--- Given information ---
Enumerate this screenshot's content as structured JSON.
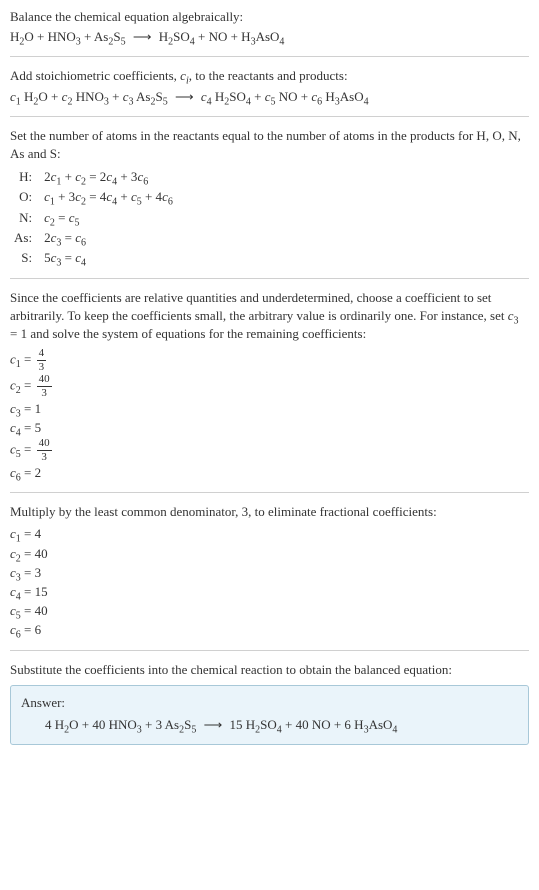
{
  "section1": {
    "intro": "Balance the chemical equation algebraically:",
    "eq_lhs_parts": [
      "H",
      "O + HNO",
      " + As",
      "S"
    ],
    "eq_rhs_parts": [
      "H",
      "SO",
      " + NO + H",
      "AsO"
    ]
  },
  "section2": {
    "intro_a": "Add stoichiometric coefficients, ",
    "intro_c": "c",
    "intro_b": ", to the reactants and products:"
  },
  "section3": {
    "intro1": "Set the number of atoms in the reactants equal to the number of atoms in the products for H, O, N, As and S:",
    "rows": [
      {
        "label": "H:",
        "lhs": "2",
        "c1": "c",
        "s1": "1",
        "plus1": " + ",
        "c2": "c",
        "s2": "2",
        "eq": " = 2",
        "c3": "c",
        "s3": "4",
        "plus2": " + 3",
        "c4": "c",
        "s4": "6"
      },
      {
        "label": "O:",
        "lhs": "",
        "c1": "c",
        "s1": "1",
        "plus1": " + 3",
        "c2": "c",
        "s2": "2",
        "eq": " = 4",
        "c3": "c",
        "s3": "4",
        "plus2": " + ",
        "c4": "c",
        "s4": "5",
        "plus3": " + 4",
        "c5": "c",
        "s5": "6"
      },
      {
        "label": "N:",
        "c1": "c",
        "s1": "2",
        "eq": " = ",
        "c2": "c",
        "s2": "5"
      },
      {
        "label": "As:",
        "lhs": "2",
        "c1": "c",
        "s1": "3",
        "eq": " = ",
        "c2": "c",
        "s2": "6"
      },
      {
        "label": "S:",
        "lhs": "5",
        "c1": "c",
        "s1": "3",
        "eq": " = ",
        "c2": "c",
        "s2": "4"
      }
    ]
  },
  "section4": {
    "intro_a": "Since the coefficients are relative quantities and underdetermined, choose a coefficient to set arbitrarily. To keep the coefficients small, the arbitrary value is ordinarily one. For instance, set ",
    "intro_c": "c",
    "intro_s": "3",
    "intro_b": " = 1 and solve the system of equations for the remaining coefficients:",
    "rows": [
      {
        "c": "c",
        "s": "1",
        "eq": " = ",
        "num": "4",
        "den": "3"
      },
      {
        "c": "c",
        "s": "2",
        "eq": " = ",
        "num": "40",
        "den": "3"
      },
      {
        "c": "c",
        "s": "3",
        "eq": " = 1"
      },
      {
        "c": "c",
        "s": "4",
        "eq": " = 5"
      },
      {
        "c": "c",
        "s": "5",
        "eq": " = ",
        "num": "40",
        "den": "3"
      },
      {
        "c": "c",
        "s": "6",
        "eq": " = 2"
      }
    ]
  },
  "section5": {
    "intro": "Multiply by the least common denominator, 3, to eliminate fractional coefficients:",
    "rows": [
      {
        "c": "c",
        "s": "1",
        "v": " = 4"
      },
      {
        "c": "c",
        "s": "2",
        "v": " = 40"
      },
      {
        "c": "c",
        "s": "3",
        "v": " = 3"
      },
      {
        "c": "c",
        "s": "4",
        "v": " = 15"
      },
      {
        "c": "c",
        "s": "5",
        "v": " = 40"
      },
      {
        "c": "c",
        "s": "6",
        "v": " = 6"
      }
    ]
  },
  "section6": {
    "intro": "Substitute the coefficients into the chemical reaction to obtain the balanced equation:",
    "answer_label": "Answer:",
    "answer_eq": {
      "a": "4 H",
      "b": "O + 40 HNO",
      "c": " + 3 As",
      "d": "S",
      "e": "15 H",
      "f": "SO",
      "g": " + 40 NO + 6 H",
      "h": "AsO"
    }
  },
  "subs": {
    "two": "2",
    "three": "3",
    "four": "4",
    "five": "5",
    "i": "i"
  },
  "arrow": "⟶"
}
---
▶ **What the task asks**
Out of the records, collect only those lines that contain the string "chemical".

▶ **Task output**
    "intro": "Balance the chemical equation algebraically:",
    "intro": "Substitute the coefficients into the chemical reaction to obtain the balanced equation:",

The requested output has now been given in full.